§ DATA LISTING
— Start —

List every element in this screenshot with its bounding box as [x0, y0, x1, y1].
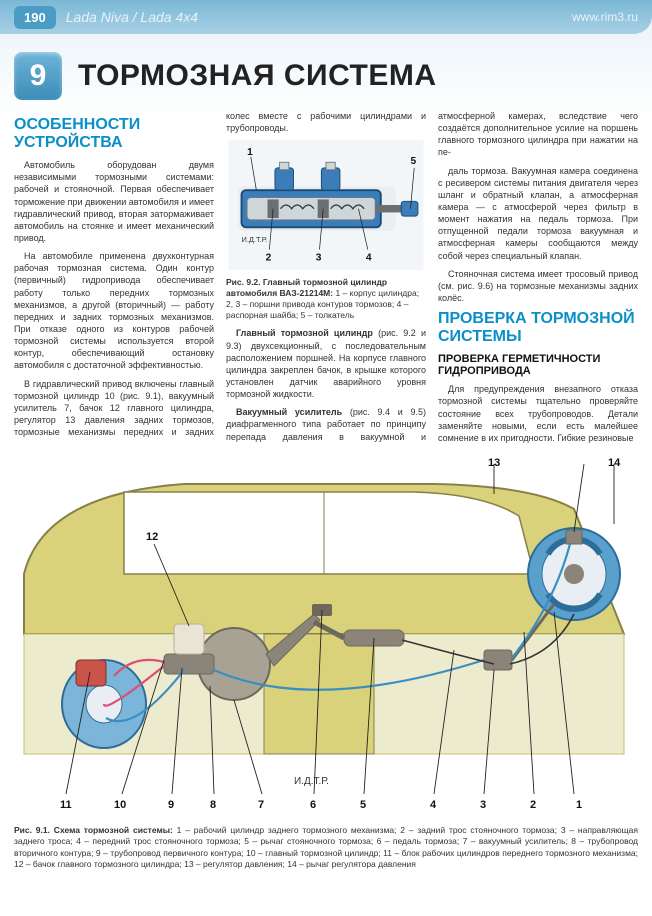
callout-2: 2 — [266, 253, 272, 264]
body-paragraph: Главный тормозной цилиндр (рис. 9.2 и 9.… — [226, 327, 426, 400]
brake-system-diagram: 12 13 14 1 2 3 4 5 6 7 8 9 10 11 И.Д.Т.Р… — [14, 454, 638, 814]
inline-rest: (рис. 9.2 и 9.3) двухсекционный, с после… — [226, 328, 426, 399]
body-paragraph: даль тормоза. Вакуумная камера соединена… — [438, 165, 638, 262]
callout-7: 7 — [258, 799, 264, 811]
callout-6: 6 — [310, 799, 316, 811]
callout-3: 3 — [480, 799, 486, 811]
callout-5: 5 — [360, 799, 366, 811]
body-paragraph: Стояночная система имеет тросовый привод… — [438, 268, 638, 304]
callout-2: 2 — [530, 799, 536, 811]
body-paragraph: Автомобиль оборудован двумя независимыми… — [14, 159, 214, 244]
section-heading-features: ОСОБЕННОСТИ УСТРОЙСТВА — [14, 116, 214, 151]
section-heading-check: ПРОВЕРКА ТОРМОЗНОЙ СИСТЕМЫ — [438, 310, 638, 345]
figure-caption-bold: Рис. 9.1. Схема тормозной системы: — [14, 825, 173, 835]
inline-lead: Вакуумный усилитель — [236, 407, 342, 417]
figure-9-2-caption: Рис. 9.2. Главный тормозной цилиндр авто… — [226, 277, 426, 321]
header-url: www.rim3.ru — [572, 10, 638, 24]
body-paragraph: Для предупреждения внезапного отказа тор… — [438, 383, 638, 444]
diagram-credit: И.Д.Т.Р. — [242, 235, 268, 244]
callout-4: 4 — [366, 253, 372, 264]
text-columns: ОСОБЕННОСТИ УСТРОЙСТВА Автомобиль оборуд… — [14, 110, 638, 444]
section-subheading-hydro: ПРОВЕРКА ГЕРМЕТИЧНОСТИ ГИДРОПРИВОДА — [438, 353, 638, 377]
callout-10: 10 — [114, 799, 126, 811]
callout-1: 1 — [576, 799, 582, 811]
callout-5: 5 — [411, 156, 417, 167]
content-area: ОСОБЕННОСТИ УСТРОЙСТВА Автомобиль оборуд… — [0, 110, 652, 444]
car-title: Lada Niva / Lada 4x4 — [66, 9, 572, 25]
callout-12: 12 — [146, 531, 158, 543]
callout-4: 4 — [430, 799, 437, 811]
figure-9-1: 12 13 14 1 2 3 4 5 6 7 8 9 10 11 И.Д.Т.Р… — [14, 454, 638, 819]
diagram-credit: И.Д.Т.Р. — [294, 776, 329, 787]
chapter-header: 9 ТОРМОЗНАЯ СИСТЕМА — [14, 52, 642, 100]
top-bar: 190 Lada Niva / Lada 4x4 www.rim3.ru — [0, 0, 652, 34]
callout-1: 1 — [247, 147, 253, 158]
callout-3: 3 — [316, 253, 322, 264]
figure-9-2: 1 2 3 4 5 И.Д.Т.Р. Рис. 9.2. Главный тор… — [226, 140, 426, 321]
callout-9: 9 — [168, 799, 174, 811]
body-paragraph: На автомобиле применена двухконтурная ра… — [14, 250, 214, 371]
page-number-badge: 190 — [14, 6, 56, 29]
callout-13: 13 — [488, 457, 500, 469]
master-cylinder-diagram: 1 2 3 4 5 И.Д.Т.Р. — [226, 140, 426, 270]
figure-9-1-caption: Рис. 9.1. Схема тормозной системы: 1 – р… — [14, 825, 638, 871]
rear-brake-drum-icon — [528, 528, 620, 620]
chapter-title: ТОРМОЗНАЯ СИСТЕМА — [78, 59, 437, 93]
callout-8: 8 — [210, 799, 216, 811]
chapter-number-badge: 9 — [14, 52, 62, 100]
callout-11: 11 — [60, 799, 72, 811]
callout-14: 14 — [608, 457, 621, 469]
page: 190 Lada Niva / Lada 4x4 www.rim3.ru 9 Т… — [0, 0, 652, 881]
inline-lead: Главный тормозной цилиндр — [236, 328, 373, 338]
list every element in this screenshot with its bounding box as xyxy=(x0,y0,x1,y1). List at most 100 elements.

— End —

§ DO THIS
Can you copy every line of the listing above word for word, leaving out the picture?

§ FINAL RESULT
List every element in this screenshot with its bounding box as [x0, y0, x1, y1].
callout-2: 2 — [266, 253, 272, 264]
body-paragraph: Главный тормозной цилиндр (рис. 9.2 и 9.… — [226, 327, 426, 400]
brake-system-diagram: 12 13 14 1 2 3 4 5 6 7 8 9 10 11 И.Д.Т.Р… — [14, 454, 638, 814]
inline-rest: (рис. 9.2 и 9.3) двухсекционный, с после… — [226, 328, 426, 399]
body-paragraph: даль тормоза. Вакуумная камера соединена… — [438, 165, 638, 262]
callout-7: 7 — [258, 799, 264, 811]
callout-6: 6 — [310, 799, 316, 811]
callout-3: 3 — [480, 799, 486, 811]
callout-5: 5 — [360, 799, 366, 811]
body-paragraph: Стояночная система имеет тросовый привод… — [438, 268, 638, 304]
callout-2: 2 — [530, 799, 536, 811]
body-paragraph: Автомобиль оборудован двумя независимыми… — [14, 159, 214, 244]
section-heading-features: ОСОБЕННОСТИ УСТРОЙСТВА — [14, 116, 214, 151]
section-heading-check: ПРОВЕРКА ТОРМОЗНОЙ СИСТЕМЫ — [438, 310, 638, 345]
figure-caption-bold: Рис. 9.1. Схема тормозной системы: — [14, 825, 173, 835]
inline-lead: Вакуумный усилитель — [236, 407, 342, 417]
figure-9-2-caption: Рис. 9.2. Главный тормозной цилиндр авто… — [226, 277, 426, 321]
header-url: www.rim3.ru — [572, 10, 638, 24]
body-paragraph: Для предупреждения внезапного отказа тор… — [438, 383, 638, 444]
diagram-credit: И.Д.Т.Р. — [242, 235, 268, 244]
callout-4: 4 — [366, 253, 372, 264]
text-columns: ОСОБЕННОСТИ УСТРОЙСТВА Автомобиль оборуд… — [14, 110, 638, 444]
section-subheading-hydro: ПРОВЕРКА ГЕРМЕТИЧНОСТИ ГИДРОПРИВОДА — [438, 353, 638, 377]
callout-10: 10 — [114, 799, 126, 811]
callout-1: 1 — [576, 799, 582, 811]
callout-5: 5 — [411, 156, 417, 167]
content-area: ОСОБЕННОСТИ УСТРОЙСТВА Автомобиль оборуд… — [0, 110, 652, 444]
car-title: Lada Niva / Lada 4x4 — [66, 9, 572, 25]
callout-12: 12 — [146, 531, 158, 543]
callout-4: 4 — [430, 799, 437, 811]
figure-9-1: 12 13 14 1 2 3 4 5 6 7 8 9 10 11 И.Д.Т.Р… — [14, 454, 638, 819]
diagram-credit: И.Д.Т.Р. — [294, 776, 329, 787]
chapter-header: 9 ТОРМОЗНАЯ СИСТЕМА — [14, 52, 642, 100]
top-bar: 190 Lada Niva / Lada 4x4 www.rim3.ru — [0, 0, 652, 34]
callout-1: 1 — [247, 147, 253, 158]
callout-3: 3 — [316, 253, 322, 264]
figure-9-2: 1 2 3 4 5 И.Д.Т.Р. Рис. 9.2. Главный тор… — [226, 140, 426, 321]
callout-9: 9 — [168, 799, 174, 811]
body-paragraph: На автомобиле применена двухконтурная ра… — [14, 250, 214, 371]
page-number-badge: 190 — [14, 6, 56, 29]
callout-13: 13 — [488, 457, 500, 469]
master-cylinder-diagram: 1 2 3 4 5 И.Д.Т.Р. — [226, 140, 426, 270]
figure-9-1-caption: Рис. 9.1. Схема тормозной системы: 1 – р… — [14, 825, 638, 871]
rear-brake-drum-icon — [528, 528, 620, 620]
chapter-title: ТОРМОЗНАЯ СИСТЕМА — [78, 59, 437, 93]
callout-8: 8 — [210, 799, 216, 811]
chapter-number-badge: 9 — [14, 52, 62, 100]
callout-11: 11 — [60, 799, 72, 811]
callout-14: 14 — [608, 457, 621, 469]
page: 190 Lada Niva / Lada 4x4 www.rim3.ru 9 Т… — [0, 0, 652, 881]
inline-lead: Главный тормозной цилиндр — [236, 328, 373, 338]
list every element in this screenshot with its bounding box as xyxy=(x0,y0,x1,y1). List at most 100 elements.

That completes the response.